Stated problem>
Copy out the listing from the line containing "Localize all elements." through the line containing "status-3db: 3DB bbox=[1210, 983, 1221, 990]", with both of those lines included. Leave the pictures out of your copy.

Provided material>
-------------------------

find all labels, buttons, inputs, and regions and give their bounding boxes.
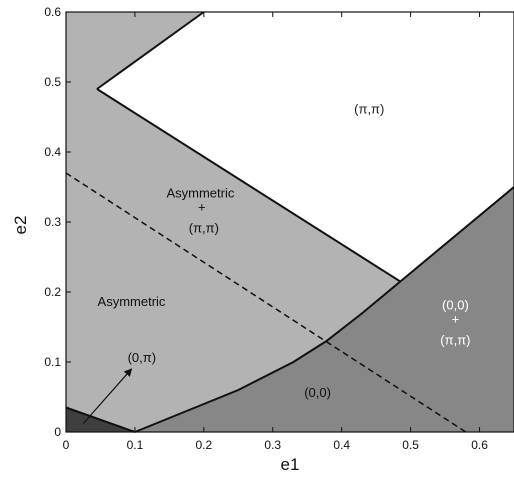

-------------------------

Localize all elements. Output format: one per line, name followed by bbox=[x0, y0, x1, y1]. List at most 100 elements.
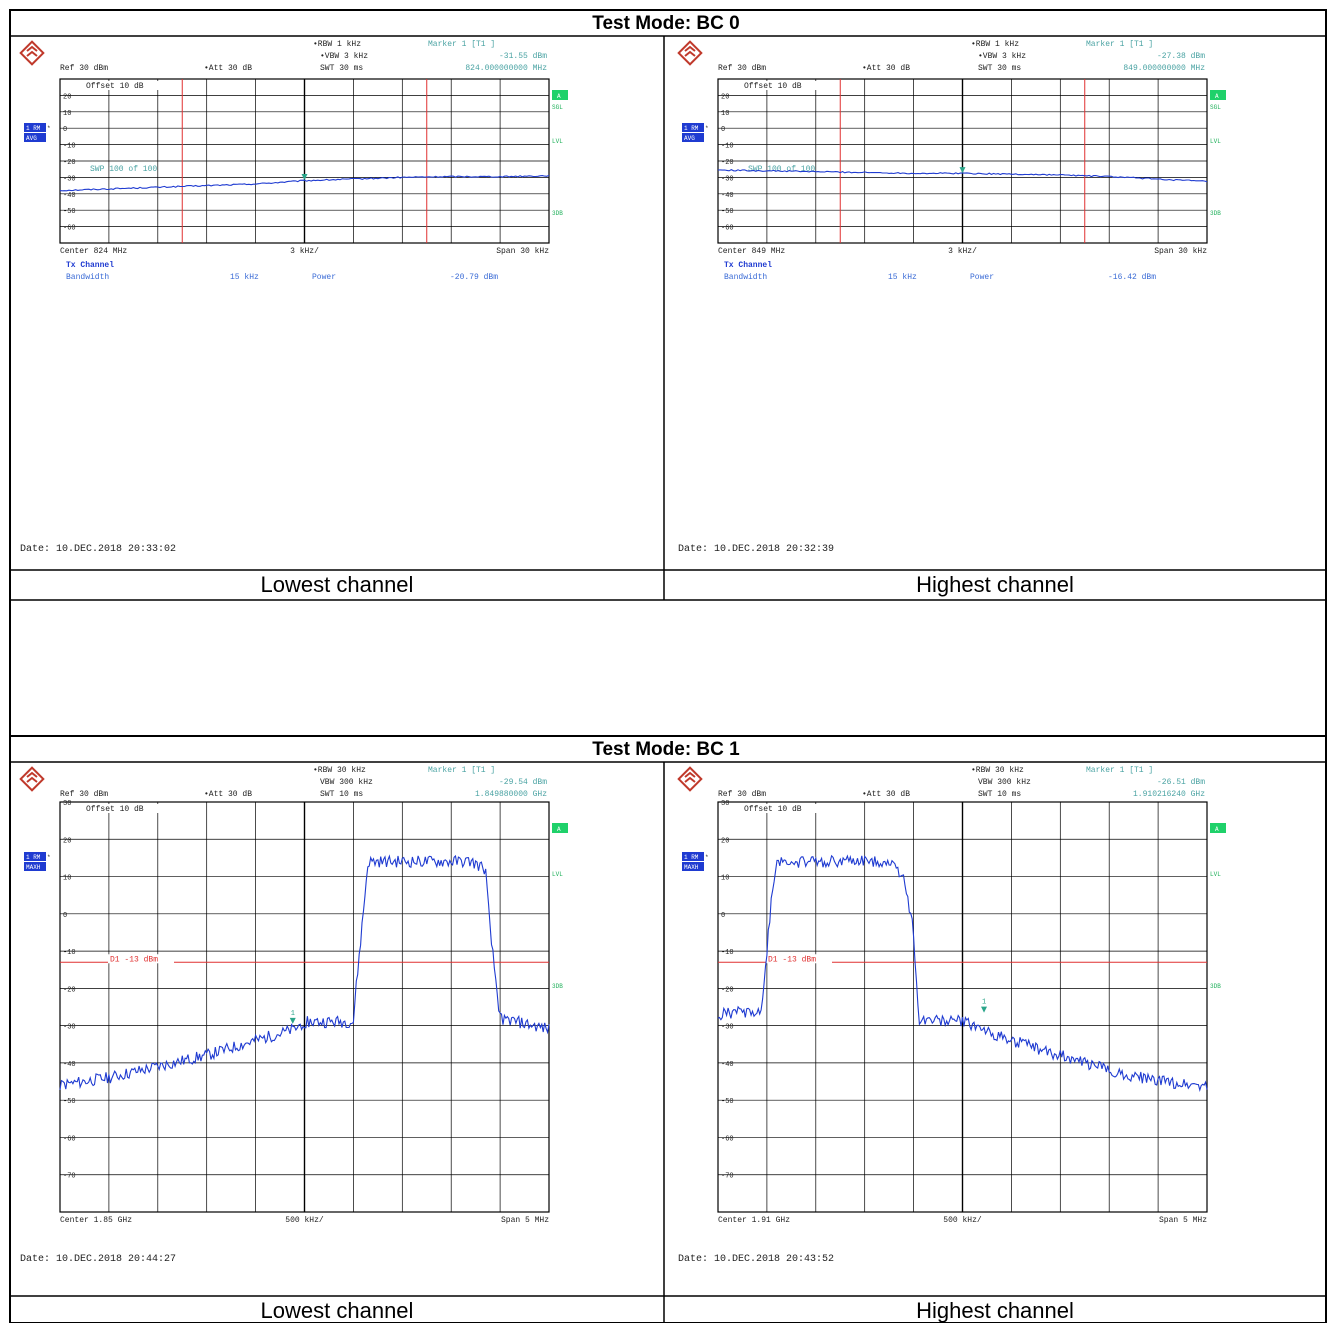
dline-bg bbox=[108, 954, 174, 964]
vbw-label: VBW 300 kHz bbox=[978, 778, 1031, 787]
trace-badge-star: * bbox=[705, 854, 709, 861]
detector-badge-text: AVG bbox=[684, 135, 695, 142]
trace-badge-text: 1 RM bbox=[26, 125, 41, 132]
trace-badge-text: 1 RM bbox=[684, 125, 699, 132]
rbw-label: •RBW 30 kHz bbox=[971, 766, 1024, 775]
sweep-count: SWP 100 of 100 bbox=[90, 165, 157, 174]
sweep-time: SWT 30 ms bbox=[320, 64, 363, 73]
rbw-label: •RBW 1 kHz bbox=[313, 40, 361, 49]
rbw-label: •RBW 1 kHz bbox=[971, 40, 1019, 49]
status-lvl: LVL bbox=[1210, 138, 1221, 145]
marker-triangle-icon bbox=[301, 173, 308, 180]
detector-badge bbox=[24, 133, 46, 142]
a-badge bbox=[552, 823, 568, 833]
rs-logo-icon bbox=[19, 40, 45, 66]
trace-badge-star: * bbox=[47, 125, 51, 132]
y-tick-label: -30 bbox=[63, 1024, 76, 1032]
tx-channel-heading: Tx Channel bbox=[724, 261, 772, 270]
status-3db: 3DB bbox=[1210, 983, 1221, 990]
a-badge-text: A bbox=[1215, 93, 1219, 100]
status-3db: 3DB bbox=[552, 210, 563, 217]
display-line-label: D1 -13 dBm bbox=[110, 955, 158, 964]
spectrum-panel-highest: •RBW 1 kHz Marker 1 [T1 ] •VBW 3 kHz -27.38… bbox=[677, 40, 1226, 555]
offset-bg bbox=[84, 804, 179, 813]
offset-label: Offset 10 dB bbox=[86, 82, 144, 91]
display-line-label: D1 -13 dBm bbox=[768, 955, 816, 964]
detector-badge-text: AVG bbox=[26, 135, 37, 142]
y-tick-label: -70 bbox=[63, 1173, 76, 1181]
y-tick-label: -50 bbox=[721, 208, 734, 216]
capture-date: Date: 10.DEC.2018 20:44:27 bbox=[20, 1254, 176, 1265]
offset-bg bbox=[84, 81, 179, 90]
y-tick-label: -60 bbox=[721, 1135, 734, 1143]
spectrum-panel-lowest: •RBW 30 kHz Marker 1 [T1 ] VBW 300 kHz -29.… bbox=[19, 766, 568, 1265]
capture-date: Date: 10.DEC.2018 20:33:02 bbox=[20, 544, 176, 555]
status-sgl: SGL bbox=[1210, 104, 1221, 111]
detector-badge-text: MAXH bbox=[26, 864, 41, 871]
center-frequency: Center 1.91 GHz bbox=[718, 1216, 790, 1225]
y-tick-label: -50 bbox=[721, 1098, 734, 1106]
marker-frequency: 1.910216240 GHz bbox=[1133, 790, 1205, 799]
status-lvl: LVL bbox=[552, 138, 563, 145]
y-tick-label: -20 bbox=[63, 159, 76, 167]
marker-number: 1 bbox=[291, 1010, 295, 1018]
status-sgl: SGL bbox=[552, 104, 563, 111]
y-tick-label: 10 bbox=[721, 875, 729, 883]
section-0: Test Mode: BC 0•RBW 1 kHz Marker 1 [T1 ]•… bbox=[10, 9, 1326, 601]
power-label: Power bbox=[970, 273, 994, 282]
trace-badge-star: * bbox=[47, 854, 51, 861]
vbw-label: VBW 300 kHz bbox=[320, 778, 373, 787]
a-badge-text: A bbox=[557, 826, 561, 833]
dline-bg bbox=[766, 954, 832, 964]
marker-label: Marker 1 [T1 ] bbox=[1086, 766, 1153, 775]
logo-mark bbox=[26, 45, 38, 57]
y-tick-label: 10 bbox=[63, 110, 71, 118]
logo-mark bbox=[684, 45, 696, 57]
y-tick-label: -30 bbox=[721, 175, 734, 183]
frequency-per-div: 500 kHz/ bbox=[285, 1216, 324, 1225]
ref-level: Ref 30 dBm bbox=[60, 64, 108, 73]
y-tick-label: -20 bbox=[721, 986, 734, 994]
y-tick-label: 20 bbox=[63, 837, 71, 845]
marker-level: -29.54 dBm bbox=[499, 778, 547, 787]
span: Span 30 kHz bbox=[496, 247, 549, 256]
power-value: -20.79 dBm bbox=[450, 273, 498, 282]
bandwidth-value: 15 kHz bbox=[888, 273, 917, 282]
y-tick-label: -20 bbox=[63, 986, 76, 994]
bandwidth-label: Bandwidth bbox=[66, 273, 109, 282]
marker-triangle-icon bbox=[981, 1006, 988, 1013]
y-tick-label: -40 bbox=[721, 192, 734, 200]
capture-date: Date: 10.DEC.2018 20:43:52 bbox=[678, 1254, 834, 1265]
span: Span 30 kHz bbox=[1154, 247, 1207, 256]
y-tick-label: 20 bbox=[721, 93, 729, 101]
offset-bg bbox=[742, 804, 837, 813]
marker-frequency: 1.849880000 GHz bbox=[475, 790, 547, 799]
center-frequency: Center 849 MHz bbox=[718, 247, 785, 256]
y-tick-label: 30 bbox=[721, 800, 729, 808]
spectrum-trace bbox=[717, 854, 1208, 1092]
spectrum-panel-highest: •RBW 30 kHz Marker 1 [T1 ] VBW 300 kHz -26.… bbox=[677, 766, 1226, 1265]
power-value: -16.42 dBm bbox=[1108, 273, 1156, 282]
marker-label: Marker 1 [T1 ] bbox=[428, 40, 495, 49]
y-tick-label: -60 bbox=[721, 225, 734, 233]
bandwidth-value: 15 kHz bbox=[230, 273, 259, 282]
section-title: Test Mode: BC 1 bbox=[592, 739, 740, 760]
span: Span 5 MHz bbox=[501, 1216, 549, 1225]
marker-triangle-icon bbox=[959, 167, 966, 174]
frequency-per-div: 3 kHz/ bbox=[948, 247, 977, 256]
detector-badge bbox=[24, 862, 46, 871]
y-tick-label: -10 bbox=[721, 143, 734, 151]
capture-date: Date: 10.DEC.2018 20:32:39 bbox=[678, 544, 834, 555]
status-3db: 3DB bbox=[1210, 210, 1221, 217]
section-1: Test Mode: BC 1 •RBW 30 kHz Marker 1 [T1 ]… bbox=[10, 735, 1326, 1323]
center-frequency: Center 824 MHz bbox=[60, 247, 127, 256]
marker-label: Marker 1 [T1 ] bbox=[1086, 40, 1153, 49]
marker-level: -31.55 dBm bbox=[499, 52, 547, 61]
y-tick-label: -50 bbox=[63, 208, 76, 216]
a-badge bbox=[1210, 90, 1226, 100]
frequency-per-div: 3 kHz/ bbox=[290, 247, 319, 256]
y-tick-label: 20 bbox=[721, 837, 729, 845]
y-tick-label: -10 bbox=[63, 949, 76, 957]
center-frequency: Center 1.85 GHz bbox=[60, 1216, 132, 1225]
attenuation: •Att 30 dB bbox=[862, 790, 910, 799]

-------------------------

Task output>
Localize all elements. Output format: one per line, name followed by bbox=[x0, y0, x1, y1]. List at most 100 elements.
dline-bg bbox=[108, 954, 174, 964]
vbw-label: VBW 300 kHz bbox=[978, 778, 1031, 787]
trace-badge-star: * bbox=[705, 854, 709, 861]
detector-badge-text: AVG bbox=[684, 135, 695, 142]
trace-badge-text: 1 RM bbox=[26, 125, 41, 132]
trace-badge-text: 1 RM bbox=[684, 125, 699, 132]
rbw-label: •RBW 30 kHz bbox=[971, 766, 1024, 775]
sweep-count: SWP 100 of 100 bbox=[90, 165, 157, 174]
sweep-time: SWT 30 ms bbox=[320, 64, 363, 73]
rbw-label: •RBW 1 kHz bbox=[313, 40, 361, 49]
rbw-label: •RBW 1 kHz bbox=[971, 40, 1019, 49]
status-lvl: LVL bbox=[1210, 138, 1221, 145]
marker-triangle-icon bbox=[301, 173, 308, 180]
detector-badge bbox=[24, 133, 46, 142]
a-badge bbox=[552, 823, 568, 833]
rs-logo-icon bbox=[19, 40, 45, 66]
trace-badge-star: * bbox=[47, 125, 51, 132]
y-tick-label: -30 bbox=[63, 1024, 76, 1032]
tx-channel-heading: Tx Channel bbox=[724, 261, 772, 270]
status-3db: 3DB bbox=[1210, 983, 1221, 990]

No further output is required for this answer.